#### TEXTBLOCK:
Interpreten: Peter Schöne - Bariton | Boris Cepeda - Klavier
Aufnahme: Dienstag, 15. Juli 2008 | Berlin
Liedtext
Ich komme vom Gebirge her,
Es dampft das Tal, es braust das Meer,
Ich wandle still, bin wenig froh,
Und immer fragt der Seufzer, wo?
Die Sonne dünkt mich hier so kalt,
Die Blüte welk, das Leben alt,
Und was sie reden, leerer Schall,
Ich bin ein Fremdling überall.
Wo bist du, mein geliebtes Land,
Gesucht, geahnt, und nie gekannt?
Das Land, das Land so hoffnungsgrün,
Das Land, wo meine Rosen blühn;
Wo meine Freunde wandelnd gehn,
Wo meine Toten auferstehn,
Das Land, das meine Sprache spricht,
O Land, wo bist du? ...

#### VERFÜGBARE DATEN:
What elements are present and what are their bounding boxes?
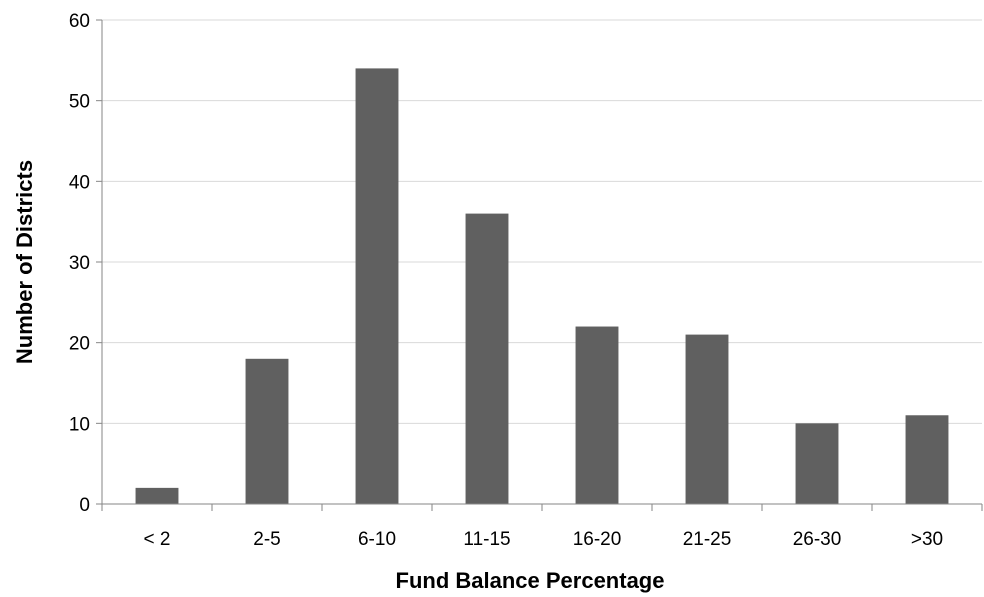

#### AUFGABE:
Drucke den Textblock oben vollständig und ohne jede Änderung ab.

#### ANTWORT:
Interpreten: Peter Schöne - Bariton | Boris Cepeda - Klavier
Aufnahme: Dienstag, 15. Juli 2008 | Berlin
Liedtext
Ich komme vom Gebirge her,
Es dampft das Tal, es braust das Meer,
Ich wandle still, bin wenig froh,
Und immer fragt der Seufzer, wo?
Die Sonne dünkt mich hier so kalt,
Die Blüte welk, das Leben alt,
Und was sie reden, leerer Schall,
Ich bin ein Fremdling überall.
Wo bist du, mein geliebtes Land,
Gesucht, geahnt, und nie gekannt?
Das Land, das Land so hoffnungsgrün,
Das Land, wo meine Rosen blühn;
Wo meine Freunde wandelnd gehn,
Wo meine Toten auferstehn,
Das Land, das meine Sprache spricht,
O Land, wo bist du? ...